** SOURCE DOCUMENT **
+++
No, but any possible tool I wish to write will have to be able to read your format (say, json). If the format passes objects, then the filter cannot continue processing until the entire object is received and the entire json input is interpreted. If my initial tool generates a few million lines of output, this isn’t going to make the filter very happy.

> Even if the output format changes, it wouldn’t break anything, at most
> people would have to adapt their filter / sorting / etc scripts.

Off-loading this task to the people writing a filter is a pretty good example of what I mean. Suppose you have ‘dls’ and I wrote two filters ‘dsort’ and ‘dhead’. ‘dls’ adds new fields in the output, but ‘dsort’ and ‘dhead’ are not aware of these fields. They will simply ignore them. Now in order for me to use ‘dls’, I need to go and update these filters (and whatever other tools I might wish to use to post-process ‘ls’).

Compare that to the current situtation: even if somebody decided to change the output of ‘ls’, this would not require an update to any other binary to be able to post-process the output.

> However, this would equal to the actual current unix ls command changing
> its output and I don’t see that happening – and if it did, go and adapt your
> awk and sed scripts that have to parse some arbitrary text.

That is not quite the analogy. The correct analogy would be that if you update ‘ls’ to add/change output, you also would have to build a new ‘awk’ and a new ‘sed’.

I’m quite convinced that the current stream interface is a good example of ‘Worse is Better’; yes, conceptually the idea of passing objects is appealing, and it may be more “correct”, but it’s not actually “better”. Simplicity always wins.
+++
** ROWS **
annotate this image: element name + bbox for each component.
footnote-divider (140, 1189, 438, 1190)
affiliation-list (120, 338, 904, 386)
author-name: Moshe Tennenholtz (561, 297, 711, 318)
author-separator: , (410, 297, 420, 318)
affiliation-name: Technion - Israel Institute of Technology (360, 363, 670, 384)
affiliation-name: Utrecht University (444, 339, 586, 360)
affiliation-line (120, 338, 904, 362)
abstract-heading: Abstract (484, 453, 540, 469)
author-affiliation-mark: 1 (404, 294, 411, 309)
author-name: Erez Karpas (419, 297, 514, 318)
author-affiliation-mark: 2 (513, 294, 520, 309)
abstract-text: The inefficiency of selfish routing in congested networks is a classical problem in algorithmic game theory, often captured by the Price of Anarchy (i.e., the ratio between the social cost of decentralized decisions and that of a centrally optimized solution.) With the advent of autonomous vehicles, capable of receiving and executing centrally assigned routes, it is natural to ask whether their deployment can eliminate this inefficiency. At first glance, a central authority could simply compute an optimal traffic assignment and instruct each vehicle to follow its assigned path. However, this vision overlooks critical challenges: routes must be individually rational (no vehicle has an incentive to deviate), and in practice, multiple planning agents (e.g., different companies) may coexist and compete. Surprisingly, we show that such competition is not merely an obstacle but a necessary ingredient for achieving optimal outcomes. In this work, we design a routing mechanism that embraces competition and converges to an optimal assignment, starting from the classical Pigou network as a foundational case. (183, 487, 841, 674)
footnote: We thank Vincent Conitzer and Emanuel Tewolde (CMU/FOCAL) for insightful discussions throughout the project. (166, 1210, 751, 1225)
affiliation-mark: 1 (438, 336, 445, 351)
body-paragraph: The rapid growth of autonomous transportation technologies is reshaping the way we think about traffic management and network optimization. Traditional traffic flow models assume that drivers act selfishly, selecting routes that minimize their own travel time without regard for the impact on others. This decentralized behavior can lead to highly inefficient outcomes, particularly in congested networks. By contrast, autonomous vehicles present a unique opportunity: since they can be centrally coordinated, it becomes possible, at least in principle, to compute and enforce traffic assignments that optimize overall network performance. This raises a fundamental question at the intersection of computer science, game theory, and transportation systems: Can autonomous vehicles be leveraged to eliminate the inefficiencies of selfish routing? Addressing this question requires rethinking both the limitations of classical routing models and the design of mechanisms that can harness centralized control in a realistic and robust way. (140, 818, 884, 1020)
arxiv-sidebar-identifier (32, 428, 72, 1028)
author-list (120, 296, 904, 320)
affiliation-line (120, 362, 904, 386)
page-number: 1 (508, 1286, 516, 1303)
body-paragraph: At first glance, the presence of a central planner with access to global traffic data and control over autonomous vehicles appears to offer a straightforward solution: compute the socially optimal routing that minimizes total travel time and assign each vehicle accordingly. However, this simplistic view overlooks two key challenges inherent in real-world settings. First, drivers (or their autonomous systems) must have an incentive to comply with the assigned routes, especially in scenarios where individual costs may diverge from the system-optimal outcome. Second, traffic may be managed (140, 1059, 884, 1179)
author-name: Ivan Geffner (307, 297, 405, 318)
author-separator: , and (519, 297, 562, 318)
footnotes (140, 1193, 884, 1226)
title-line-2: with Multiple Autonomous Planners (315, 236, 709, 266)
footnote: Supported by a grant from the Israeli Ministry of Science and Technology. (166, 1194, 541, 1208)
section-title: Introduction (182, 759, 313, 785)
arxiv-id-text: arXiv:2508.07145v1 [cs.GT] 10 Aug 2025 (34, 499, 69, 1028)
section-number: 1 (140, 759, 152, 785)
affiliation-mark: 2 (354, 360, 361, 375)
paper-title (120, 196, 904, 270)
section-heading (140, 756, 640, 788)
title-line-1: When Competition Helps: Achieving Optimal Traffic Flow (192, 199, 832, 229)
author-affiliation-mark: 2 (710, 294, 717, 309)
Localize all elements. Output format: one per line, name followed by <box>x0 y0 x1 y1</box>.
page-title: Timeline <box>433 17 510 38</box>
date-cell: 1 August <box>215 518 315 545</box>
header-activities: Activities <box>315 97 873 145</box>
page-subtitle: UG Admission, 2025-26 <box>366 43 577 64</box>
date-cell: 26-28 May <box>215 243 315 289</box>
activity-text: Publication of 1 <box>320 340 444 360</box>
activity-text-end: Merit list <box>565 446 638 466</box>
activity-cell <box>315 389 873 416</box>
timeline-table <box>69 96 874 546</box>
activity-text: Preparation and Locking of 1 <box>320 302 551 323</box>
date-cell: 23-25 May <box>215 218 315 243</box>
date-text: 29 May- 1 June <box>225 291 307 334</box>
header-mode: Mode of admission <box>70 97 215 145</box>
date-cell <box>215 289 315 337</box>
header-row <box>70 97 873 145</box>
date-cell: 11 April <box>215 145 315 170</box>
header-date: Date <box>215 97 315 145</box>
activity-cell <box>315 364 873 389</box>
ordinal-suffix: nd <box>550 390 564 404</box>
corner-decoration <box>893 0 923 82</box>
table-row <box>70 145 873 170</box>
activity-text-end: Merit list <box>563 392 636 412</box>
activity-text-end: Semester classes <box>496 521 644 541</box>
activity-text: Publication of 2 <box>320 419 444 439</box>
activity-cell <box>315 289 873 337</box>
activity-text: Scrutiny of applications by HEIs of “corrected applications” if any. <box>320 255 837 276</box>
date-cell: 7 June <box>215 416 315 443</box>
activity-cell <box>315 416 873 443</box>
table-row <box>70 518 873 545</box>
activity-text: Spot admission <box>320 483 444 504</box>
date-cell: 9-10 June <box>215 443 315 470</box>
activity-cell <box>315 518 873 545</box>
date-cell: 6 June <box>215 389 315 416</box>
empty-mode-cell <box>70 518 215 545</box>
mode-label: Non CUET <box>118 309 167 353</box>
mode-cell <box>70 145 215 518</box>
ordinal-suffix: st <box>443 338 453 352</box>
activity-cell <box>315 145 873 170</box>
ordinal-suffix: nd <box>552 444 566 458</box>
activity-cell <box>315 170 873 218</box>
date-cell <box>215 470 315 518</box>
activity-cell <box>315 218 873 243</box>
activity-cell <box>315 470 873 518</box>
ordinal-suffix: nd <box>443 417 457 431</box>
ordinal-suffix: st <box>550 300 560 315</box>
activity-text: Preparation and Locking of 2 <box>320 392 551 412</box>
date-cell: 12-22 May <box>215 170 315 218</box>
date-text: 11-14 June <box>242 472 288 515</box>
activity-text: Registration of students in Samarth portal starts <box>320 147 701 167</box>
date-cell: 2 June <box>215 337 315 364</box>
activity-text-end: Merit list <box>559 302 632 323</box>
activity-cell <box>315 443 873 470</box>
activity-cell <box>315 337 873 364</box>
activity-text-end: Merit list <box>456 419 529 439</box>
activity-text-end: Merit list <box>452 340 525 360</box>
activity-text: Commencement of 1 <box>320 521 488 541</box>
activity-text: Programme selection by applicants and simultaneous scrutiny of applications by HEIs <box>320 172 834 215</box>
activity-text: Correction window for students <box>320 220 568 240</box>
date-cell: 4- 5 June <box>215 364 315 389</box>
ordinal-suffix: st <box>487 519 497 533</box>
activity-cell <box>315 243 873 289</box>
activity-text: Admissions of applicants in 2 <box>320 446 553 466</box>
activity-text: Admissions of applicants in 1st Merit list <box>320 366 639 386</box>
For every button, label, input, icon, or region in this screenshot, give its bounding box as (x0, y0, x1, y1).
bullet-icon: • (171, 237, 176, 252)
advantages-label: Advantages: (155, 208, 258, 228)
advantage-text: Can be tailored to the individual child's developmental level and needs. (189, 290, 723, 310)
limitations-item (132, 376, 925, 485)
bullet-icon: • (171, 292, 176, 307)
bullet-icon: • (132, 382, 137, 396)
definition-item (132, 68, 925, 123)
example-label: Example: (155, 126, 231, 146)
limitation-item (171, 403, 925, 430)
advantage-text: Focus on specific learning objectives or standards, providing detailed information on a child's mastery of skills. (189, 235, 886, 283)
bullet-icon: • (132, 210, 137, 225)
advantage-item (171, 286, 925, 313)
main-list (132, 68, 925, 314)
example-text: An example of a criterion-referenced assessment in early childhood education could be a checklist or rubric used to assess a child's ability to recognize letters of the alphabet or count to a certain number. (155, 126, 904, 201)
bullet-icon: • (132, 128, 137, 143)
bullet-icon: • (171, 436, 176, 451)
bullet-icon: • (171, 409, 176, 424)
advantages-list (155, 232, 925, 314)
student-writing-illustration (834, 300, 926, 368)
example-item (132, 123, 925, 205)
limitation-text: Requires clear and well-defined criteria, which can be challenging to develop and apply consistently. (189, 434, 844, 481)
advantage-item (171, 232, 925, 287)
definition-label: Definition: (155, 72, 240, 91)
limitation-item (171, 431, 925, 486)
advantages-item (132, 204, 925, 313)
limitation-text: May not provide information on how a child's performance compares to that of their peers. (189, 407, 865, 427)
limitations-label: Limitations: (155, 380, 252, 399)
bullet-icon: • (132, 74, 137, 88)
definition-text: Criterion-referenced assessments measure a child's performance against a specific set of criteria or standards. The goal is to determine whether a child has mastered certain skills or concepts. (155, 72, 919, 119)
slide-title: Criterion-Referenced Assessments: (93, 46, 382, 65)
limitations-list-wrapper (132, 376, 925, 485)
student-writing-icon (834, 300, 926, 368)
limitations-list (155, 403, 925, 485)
+++
** STATED TASK 1 **
Based on the forum reply on ls output, mark each statement (a), (b), and (c) yes or no, and quote the deciding words for each. (a) The writer says adding new fields to ‘dls’ output means the filters ‘dsort’ and ‘dhead’ must be updated before ‘dls’ can be used. (b) The writer calls the idea of passing objects conceptually unappealing. (c) The writer says that changing the output of ‘ls’ today would require updating other binaries to post-process it.
** STATED TASK 2 **
Reproduce the passage of the forum reply on ls output that starts with "I’m quite convinced" and goes on through "Simplicity always wins.".
** STATED TASK 3 **
Write the next part of the forum reply on ls output, picking up after its final sentence.

** EXPECTED OUTPUT 1 **
(a) Yes: "Now in order for me to use ‘dls’, I need to go and update these filters"
(b) No: "yes, conceptually the idea of passing objects is appealing"
(c) No: "this would not require an update to any other binary to be able to post-process the output."

** EXPECTED OUTPUT 2 **
I’m quite convinced that the current stream interface is a good example of ‘Worse is Better’; yes, conceptually the idea of passing objects is appealing, and it may be more “correct”, but it’s not actually “better”. Simplicity always wins.

** EXPECTED OUTPUT 3 **
Reply
teknopaul says:

August 13, 2012 at 1:06 am

the beauty and the power of the pipe is its simplicity.

Reply
alexl says:

August 13, 2012 at 8:11 am

Got this comment by mail from Alex Elsayed (blog issues):

One thing I think is important and many of the commenters are missing is
that this is more a ‘structured data’ shell pipeline as opposed to an ‘object’
pipeline, and that is a VERY GOOD THING.

Objects encapsulate what operations you can do on them as well as the data,
whereas structured data simply adds context.

To those commenting about how this ‘limits’ what can be done with the data,
your comments are completely true and insightful… for object pipelines. As
this is a structured data pipeline, they really don’t quite match reality.

Note how the examples are all about running a filter that looks for values,
rather than calling methods on what is passing through. This is not dependent
on what the creator ‘anticipated’ – it’s more akin to having all data
producers be set to ‘verbose’ (ps -eo $everything) and using a key/value
output format (avoiding field termination issues and such, no more bugs due to
running find -print instead of -print0) as opposed to calling the ‘getpid’
method on ‘process’ objects.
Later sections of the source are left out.